■ Short task a:
According to the passage on food exports, what share of all winter vegetables consumed in the U.S. does the area of Western Sinaloa supply?

So this export of production is often a Trojan horse to the Third World. Even worse is the parasitic trend of looting the Third World for foodstuffs, shifting agricultural production for U.S. consumption in part to the oppressed nations. The entire imperialist bloc is joining in on this. In 1980 the Far East Economic Review noted that in poor Asian nations "the new export-oriented luxury food agribusiness is undoubtedly the fastest growing agriculture sector. Fruit, vegetables, seafood and poultry are filling European, American and, above all, Japanese supermarket shelves." (19)
In Mexico this has reached grotesque proportions. Within the unoccupied zone the area of Western Sinaloa alone supplies some 50% of all winter vegetables consumed in the U.S. (16) Thousands of peasants have been displaced, driven off traditional lands to make way for the large plantations (and their gunmen) that are neo-colonial agents for the U.S. supermarket chains. The land is Mexican - the labor is Mexicano. Only the profits and consumption are Euro-Amerikan. There is nothing too subtle about this. White Amerika is parasitic on the Mexicano nation, taking food from the starving to help fill up the fabled Amerikan supermarket. A report from Mexico in the New York Times tells the price paid by that oppressed nation for involuntarily maintaining the "American Way of Life:"

■ Short task b:
From the entries below, copy the lines starting with the line that contains "y-tick-label: 0 (17, 242, 25, 258)" and going on through the line that contains "y-tick-label: 450 (2, 26, 25, 42)", keeping each line as it is.

Layout coordinate data:
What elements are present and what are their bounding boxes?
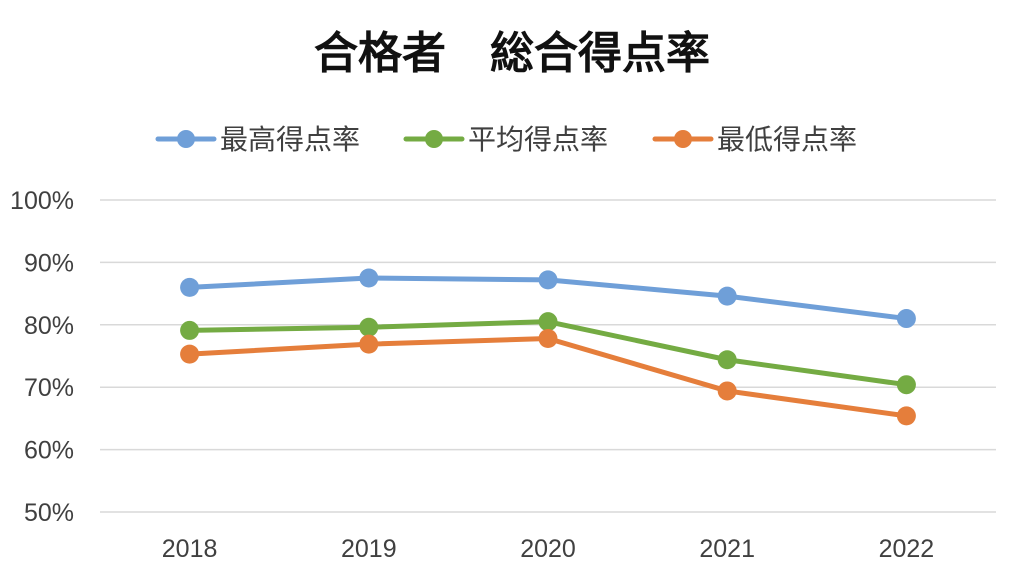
legend-label: 最低得点率 [717,123,857,156]
data-point [180,320,200,340]
x-tick-label: 2022 [879,535,935,563]
y-tick-label: 60% [24,437,74,465]
data-point [896,309,916,329]
legend-item: 最高得点率 [155,123,360,156]
y-tick-label: 50% [24,499,74,527]
series-2 [180,312,916,395]
legend-marker [674,130,692,148]
series-lines [180,268,916,426]
series-1 [180,268,916,329]
data-point [538,329,558,349]
x-tick-label: 2021 [699,535,755,563]
legend-marker [177,130,195,148]
y-tick-label: 80% [24,312,74,340]
x-tick-label: 2020 [520,535,576,563]
y-tick-label: 100% [10,187,74,215]
data-point [180,277,200,297]
data-point [896,406,916,426]
data-point [180,344,200,364]
legend-item: 最低得点率 [652,123,857,156]
series-line [187,336,909,419]
legend-label: 平均得点率 [468,123,608,156]
y-axis-ticks: 100% 90% 80% 70% 60% 50% [10,187,74,527]
gridlines [100,199,996,513]
legend: 最高得点率 平均得点率 最低得点率 [155,123,857,156]
y-tick-label: 90% [24,249,74,277]
legend-marker [425,130,443,148]
x-tick-label: 2019 [341,535,397,563]
chart-title: 合格者 総合得点率 [314,28,710,79]
y-tick-label: 70% [24,374,74,402]
x-axis-ticks: 2018 2019 2020 2021 2022 [162,535,934,563]
data-point [359,334,379,354]
data-point [717,381,737,401]
x-tick-label: 2018 [162,535,218,563]
legend-label: 最高得点率 [220,123,360,156]
data-point [717,286,737,306]
legend-item: 平均得点率 [403,123,608,156]
data-point [896,375,916,395]
data-point [717,350,737,370]
data-point [538,312,558,332]
data-point [359,268,379,288]
data-point [359,317,379,337]
data-point [538,270,558,290]
series-3 [180,329,916,426]
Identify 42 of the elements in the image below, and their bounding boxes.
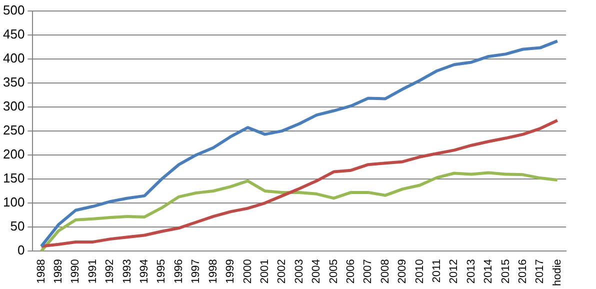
y-tick-label: 0 (17, 242, 25, 258)
y-tick-label: 150 (2, 170, 25, 186)
x-tick-label: 2005 (328, 259, 340, 284)
x-tick-label: 2008 (379, 259, 392, 284)
y-tick-label: 350 (2, 74, 25, 90)
x-tick-label: 1989 (52, 259, 65, 284)
x-tick-label: 2000 (242, 259, 254, 284)
x-tick-label: 1988 (35, 259, 48, 284)
x-tick-label: 1998 (207, 259, 220, 284)
x-tick-label: 2002 (276, 259, 288, 284)
y-tick-label: 200 (2, 146, 25, 162)
y-tick-label: 500 (2, 2, 25, 18)
y-tick-label: 50 (10, 218, 25, 234)
x-tick-label: hodie (551, 259, 564, 286)
x-tick-label: 2007 (362, 259, 374, 284)
x-tick-label: 2010 (414, 259, 426, 284)
x-tick-label: 1994 (138, 259, 151, 284)
x-tick-label: 2013 (465, 259, 478, 284)
x-tick-label: 1999 (224, 259, 237, 284)
x-tick-label: 2017 (534, 259, 546, 284)
x-tick-label: 2014 (482, 259, 495, 284)
x-tick-label: 2006 (344, 259, 357, 284)
x-tick-label: 2015 (500, 259, 512, 284)
x-tick-label: 1990 (70, 259, 82, 284)
x-tick-label: 1993 (121, 259, 134, 284)
x-tick-label: 2011 (431, 259, 444, 283)
y-tick-label: 300 (2, 98, 25, 114)
x-tick-label: 2016 (517, 259, 530, 284)
x-tick-label: 1996 (172, 259, 185, 284)
y-tick-label: 400 (2, 50, 25, 66)
x-tick-label: 1997 (190, 259, 202, 284)
x-tick-label: 2001 (258, 259, 271, 284)
x-tick-label: 1995 (156, 259, 168, 284)
y-tick-label: 100 (2, 194, 25, 210)
x-tick-label: 2003 (293, 259, 306, 284)
y-tick-label: 450 (2, 26, 25, 42)
x-tick-label: 2009 (396, 259, 409, 284)
y-tick-label: 250 (2, 122, 25, 138)
x-tick-label: 2004 (310, 259, 323, 284)
x-tick-label: 1992 (104, 259, 116, 284)
x-tick-label: 2012 (448, 259, 460, 284)
x-tick-label: 1991 (86, 259, 99, 284)
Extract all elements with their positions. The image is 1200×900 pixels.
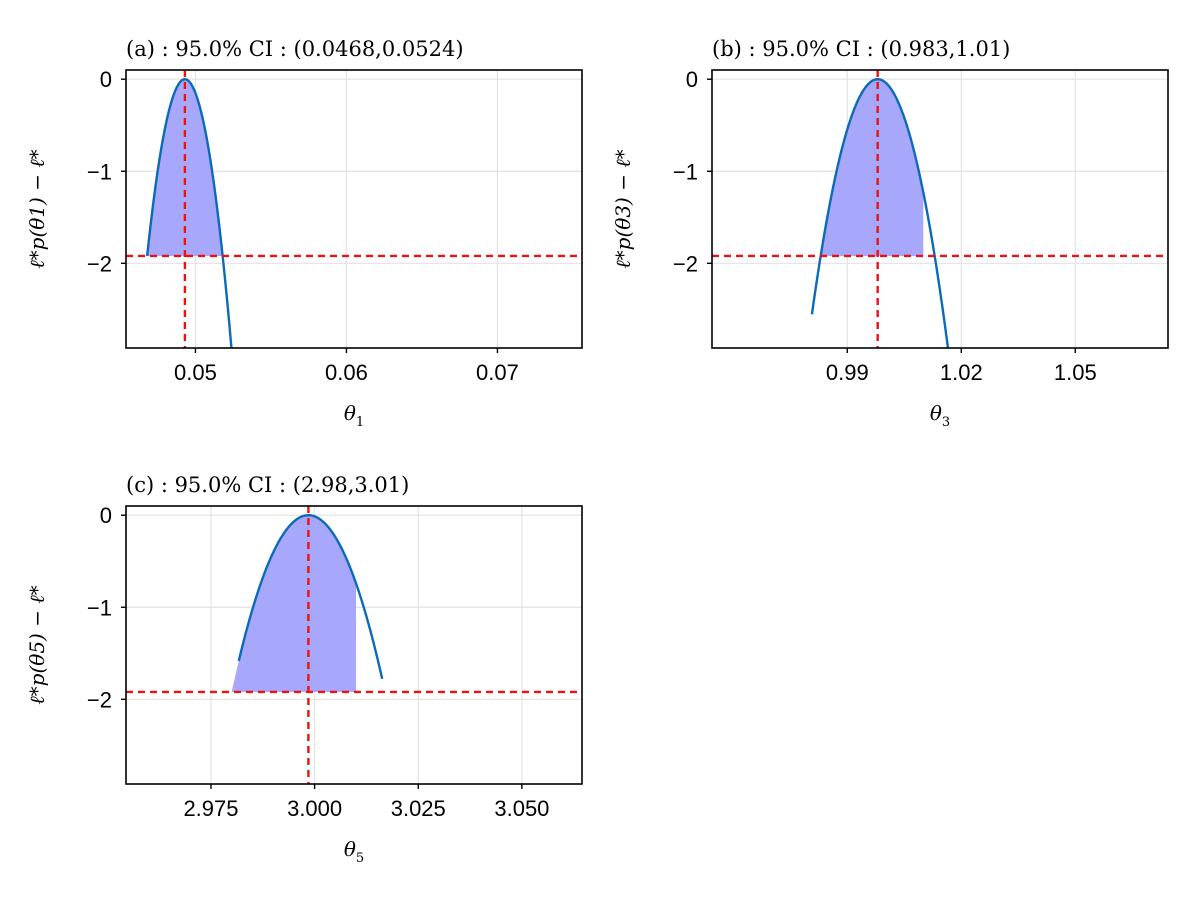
x-tick-label: 0.06 <box>325 360 368 385</box>
y-axis-label: ℓ*p(θ1) − ℓ* <box>25 149 49 268</box>
y-tick-label: −2 <box>87 687 112 712</box>
x-tick-label: 0.99 <box>826 360 869 385</box>
plot-area <box>126 506 582 784</box>
y-tick-label: −2 <box>87 251 112 276</box>
y-tick-label: −1 <box>87 595 112 620</box>
x-tick-label: 2.975 <box>183 796 238 821</box>
axes-frame <box>711 69 1169 349</box>
x-axis-label: θ5 <box>344 837 364 866</box>
y-tick-label: 0 <box>100 503 112 528</box>
x-tick-label: 0.05 <box>174 360 217 385</box>
plot-area <box>126 70 582 348</box>
panel-title: (b) : 95.0% CI : (0.983,1.01) <box>712 37 1010 61</box>
y-tick-label: 0 <box>686 67 698 92</box>
profile-likelihood-curve <box>237 514 384 680</box>
y-tick-label: −2 <box>673 251 698 276</box>
y-tick-label: 0 <box>100 67 112 92</box>
ci-fill-area <box>820 79 924 256</box>
panel-title: (a) : 95.0% CI : (0.0468,0.0524) <box>126 37 464 61</box>
axes-frame <box>125 69 583 349</box>
y-tick-label: −1 <box>673 159 698 184</box>
axes-frame <box>125 505 583 785</box>
panel-2: 2.975 3.000 3.025 3.050 0 −1 −2 (c) : 95.0% CI … <box>25 473 583 866</box>
panel-0: 0.05 0.06 0.07 0 −1 −2 (a) : 95.0% CI : (0.046… <box>25 37 583 430</box>
ci-fill-area <box>231 515 357 692</box>
x-tick-label: 1.02 <box>940 360 983 385</box>
profile-likelihood-curve <box>810 78 950 348</box>
x-tick-label: 3.000 <box>287 796 342 821</box>
x-tick-label: 1.05 <box>1054 360 1097 385</box>
x-axis-label: θ1 <box>344 401 364 430</box>
x-tick-label: 3.050 <box>494 796 549 821</box>
plot-area <box>712 70 1168 348</box>
panel-title: (c) : 95.0% CI : (2.98,3.01) <box>126 473 409 497</box>
y-axis-label: ℓ*p(θ5) − ℓ* <box>25 585 49 704</box>
x-tick-label: 3.025 <box>391 796 446 821</box>
y-tick-label: −1 <box>87 159 112 184</box>
x-tick-label: 0.07 <box>476 360 519 385</box>
ci-fill-area <box>147 79 232 256</box>
x-axis-label: θ3 <box>930 401 950 430</box>
y-axis-label: ℓ*p(θ3) − ℓ* <box>611 149 635 268</box>
panel-1: 0.99 1.02 1.05 0 −1 −2 (b) : 95.0% CI : (0.983… <box>611 37 1169 430</box>
profile-likelihood-curve <box>145 78 233 348</box>
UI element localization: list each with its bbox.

■ Right answer a:
Some 50% of all winter vegetables consumed in the U.S.

■ Right answer b:
y-tick-label: 0 (17, 242, 25, 258)
y-tick-label: 150 (2, 170, 25, 186)
x-tick-label: 2005 (328, 259, 340, 284)
x-tick-label: 2008 (379, 259, 392, 284)
y-tick-label: 350 (2, 74, 25, 90)
x-tick-label: 1989 (52, 259, 65, 284)
x-tick-label: 2000 (242, 259, 254, 284)
x-tick-label: 1988 (35, 259, 48, 284)
x-tick-label: 1998 (207, 259, 220, 284)
x-tick-label: 2002 (276, 259, 288, 284)
y-tick-label: 200 (2, 146, 25, 162)
y-tick-label: 500 (2, 2, 25, 18)
y-tick-label: 50 (10, 218, 25, 234)
x-tick-label: hodie (551, 259, 564, 286)
x-tick-label: 2007 (362, 259, 374, 284)
x-tick-label: 2010 (414, 259, 426, 284)
x-tick-label: 1994 (138, 259, 151, 284)
x-tick-label: 2013 (465, 259, 478, 284)
x-tick-label: 1999 (224, 259, 237, 284)
x-tick-label: 2017 (534, 259, 546, 284)
x-tick-label: 2014 (482, 259, 495, 284)
x-tick-label: 2006 (344, 259, 357, 284)
x-tick-label: 2015 (500, 259, 512, 284)
x-tick-label: 1990 (70, 259, 82, 284)
x-tick-label: 1993 (121, 259, 134, 284)
x-tick-label: 2011 (431, 259, 444, 283)
y-tick-label: 300 (2, 98, 25, 114)
x-tick-label: 2016 (517, 259, 530, 284)
x-tick-label: 1996 (172, 259, 185, 284)
y-tick-label: 400 (2, 50, 25, 66)
x-tick-label: 1997 (190, 259, 202, 284)
x-tick-label: 2001 (258, 259, 271, 284)
x-tick-label: 1995 (156, 259, 168, 284)
y-tick-label: 100 (2, 194, 25, 210)
x-tick-label: 2003 (293, 259, 306, 284)
y-tick-label: 450 (2, 26, 25, 42)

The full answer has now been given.